» Instruction: Copy every line of the material below word for word, leaving out the pictures.

:: The records

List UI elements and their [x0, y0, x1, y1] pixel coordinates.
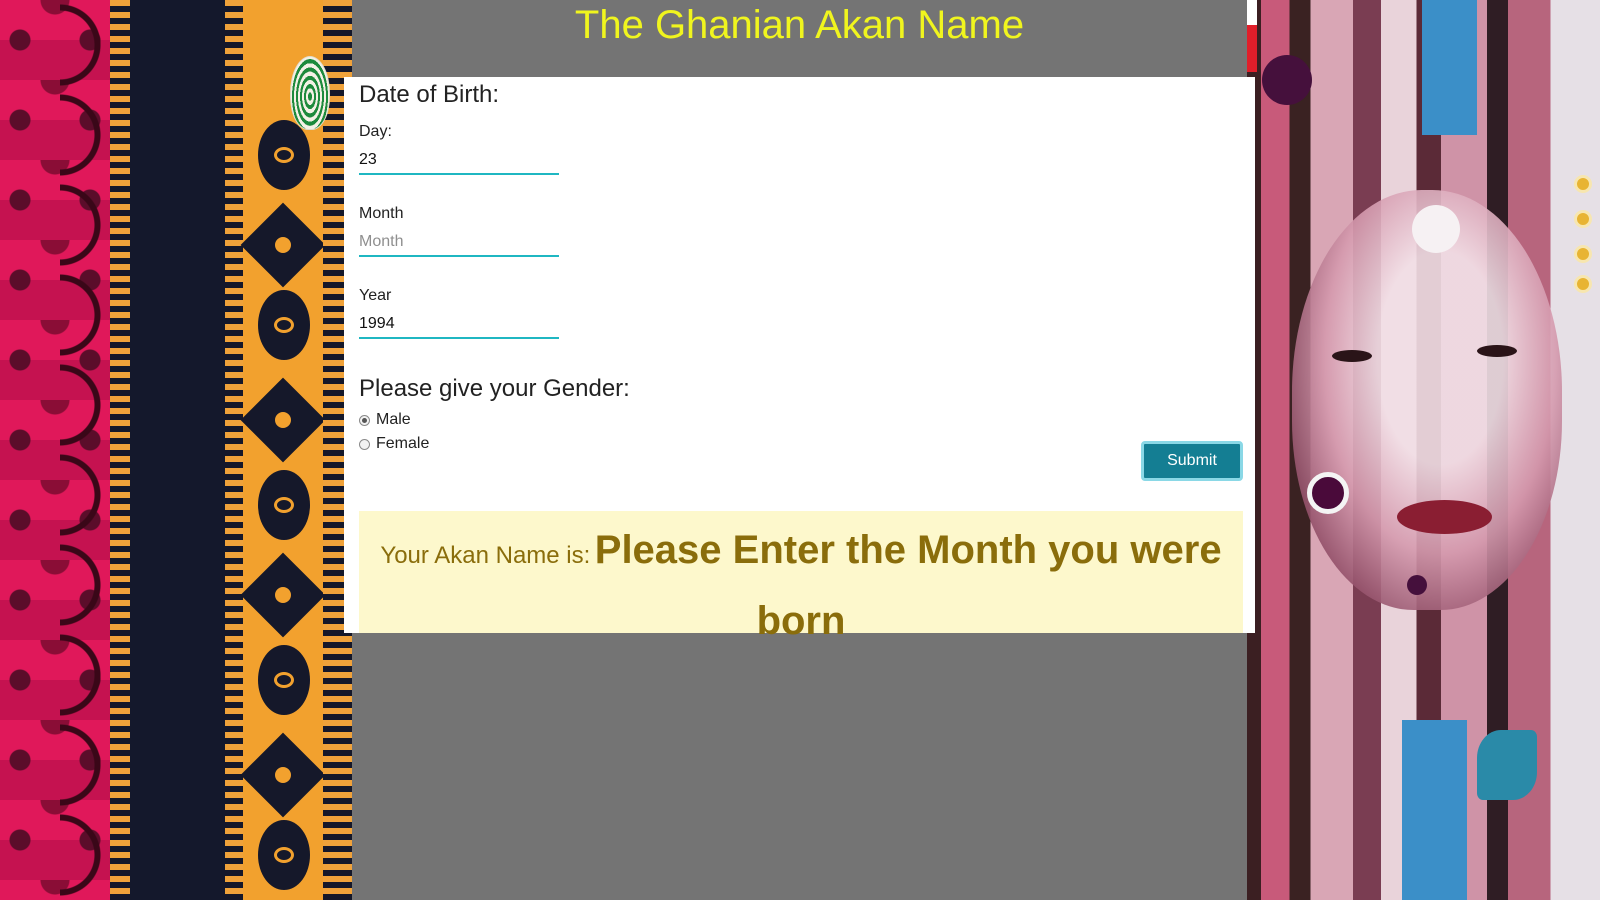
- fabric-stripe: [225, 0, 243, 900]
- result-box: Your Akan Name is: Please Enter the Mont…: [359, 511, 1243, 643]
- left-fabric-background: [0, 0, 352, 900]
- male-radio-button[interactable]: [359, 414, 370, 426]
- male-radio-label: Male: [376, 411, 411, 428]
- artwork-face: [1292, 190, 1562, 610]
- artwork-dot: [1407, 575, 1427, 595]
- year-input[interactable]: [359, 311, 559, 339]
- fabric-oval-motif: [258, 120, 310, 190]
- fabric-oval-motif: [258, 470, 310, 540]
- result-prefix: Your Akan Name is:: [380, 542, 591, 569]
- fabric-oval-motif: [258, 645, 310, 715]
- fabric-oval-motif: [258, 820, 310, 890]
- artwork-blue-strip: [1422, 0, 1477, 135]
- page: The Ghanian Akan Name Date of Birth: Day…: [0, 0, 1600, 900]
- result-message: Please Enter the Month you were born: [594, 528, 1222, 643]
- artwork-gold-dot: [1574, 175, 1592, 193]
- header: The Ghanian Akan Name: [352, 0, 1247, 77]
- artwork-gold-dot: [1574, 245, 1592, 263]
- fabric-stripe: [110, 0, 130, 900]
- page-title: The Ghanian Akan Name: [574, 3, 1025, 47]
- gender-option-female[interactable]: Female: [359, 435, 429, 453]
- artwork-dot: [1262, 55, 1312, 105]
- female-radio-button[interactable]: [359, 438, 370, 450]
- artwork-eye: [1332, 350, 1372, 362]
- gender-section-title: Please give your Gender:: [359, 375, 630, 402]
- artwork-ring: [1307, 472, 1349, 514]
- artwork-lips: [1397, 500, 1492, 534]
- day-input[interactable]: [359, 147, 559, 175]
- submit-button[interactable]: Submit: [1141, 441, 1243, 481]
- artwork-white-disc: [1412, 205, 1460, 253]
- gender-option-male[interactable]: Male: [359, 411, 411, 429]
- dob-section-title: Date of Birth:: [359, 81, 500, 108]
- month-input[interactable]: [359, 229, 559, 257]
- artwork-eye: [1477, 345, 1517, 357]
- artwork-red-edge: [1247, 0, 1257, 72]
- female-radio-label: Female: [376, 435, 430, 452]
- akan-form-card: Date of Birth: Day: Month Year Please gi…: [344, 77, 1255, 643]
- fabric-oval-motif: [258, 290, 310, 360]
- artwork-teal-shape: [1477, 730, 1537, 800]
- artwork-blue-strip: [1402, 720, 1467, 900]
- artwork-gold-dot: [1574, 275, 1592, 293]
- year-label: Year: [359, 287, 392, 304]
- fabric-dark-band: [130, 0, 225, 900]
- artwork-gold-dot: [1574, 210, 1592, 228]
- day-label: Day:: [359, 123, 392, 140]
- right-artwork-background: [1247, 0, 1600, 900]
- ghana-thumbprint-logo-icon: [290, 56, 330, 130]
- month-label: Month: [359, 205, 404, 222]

::::

» The solution:
List UI elements and their [x0, y0, x1, y1] pixel coordinates.
- fabric-stripe: [225, 0, 243, 900]
- result-box: Your Akan Name is: Please Enter the Mont…: [359, 511, 1243, 643]
- left-fabric-background: [0, 0, 352, 900]
- male-radio-button[interactable]: [359, 414, 370, 426]
- male-radio-label: Male: [376, 411, 411, 428]
- artwork-face: [1292, 190, 1562, 610]
- artwork-dot: [1407, 575, 1427, 595]
- year-input[interactable]: [359, 311, 559, 339]
- fabric-oval-motif: [258, 120, 310, 190]
- fabric-oval-motif: [258, 470, 310, 540]
- result-prefix: Your Akan Name is:: [380, 542, 591, 569]
- fabric-oval-motif: [258, 645, 310, 715]
- fabric-oval-motif: [258, 820, 310, 890]
- artwork-blue-strip: [1422, 0, 1477, 135]
- page: The Ghanian Akan Name Date of Birth: Day…: [0, 0, 1600, 900]
- result-message: Please Enter the Month you were born: [594, 528, 1222, 643]
- artwork-gold-dot: [1574, 175, 1592, 193]
- header: The Ghanian Akan Name: [352, 0, 1247, 77]
- artwork-gold-dot: [1574, 245, 1592, 263]
- fabric-stripe: [110, 0, 130, 900]
- page-title: The Ghanian Akan Name: [574, 3, 1025, 47]
- gender-option-female[interactable]: Female: [359, 435, 429, 453]
- artwork-dot: [1262, 55, 1312, 105]
- female-radio-button[interactable]: [359, 438, 370, 450]
- artwork-eye: [1332, 350, 1372, 362]
- gender-section-title: Please give your Gender:: [359, 375, 630, 402]
- artwork-ring: [1307, 472, 1349, 514]
- artwork-lips: [1397, 500, 1492, 534]
- day-input[interactable]: [359, 147, 559, 175]
- submit-button[interactable]: Submit: [1141, 441, 1243, 481]
- artwork-white-disc: [1412, 205, 1460, 253]
- gender-option-male[interactable]: Male: [359, 411, 411, 429]
- dob-section-title: Date of Birth:: [359, 81, 500, 108]
- month-input[interactable]: [359, 229, 559, 257]
- artwork-eye: [1477, 345, 1517, 357]
- artwork-red-edge: [1247, 0, 1257, 72]
- female-radio-label: Female: [376, 435, 430, 452]
- akan-form-card: Date of Birth: Day: Month Year Please gi…: [344, 77, 1255, 643]
- fabric-oval-motif: [258, 290, 310, 360]
- artwork-teal-shape: [1477, 730, 1537, 800]
- artwork-blue-strip: [1402, 720, 1467, 900]
- artwork-gold-dot: [1574, 275, 1592, 293]
- year-label: Year: [359, 287, 392, 304]
- fabric-dark-band: [130, 0, 225, 900]
- artwork-gold-dot: [1574, 210, 1592, 228]
- day-label: Day:: [359, 123, 392, 140]
- right-artwork-background: [1247, 0, 1600, 900]
- ghana-thumbprint-logo-icon: [290, 56, 330, 130]
- month-label: Month: [359, 205, 404, 222]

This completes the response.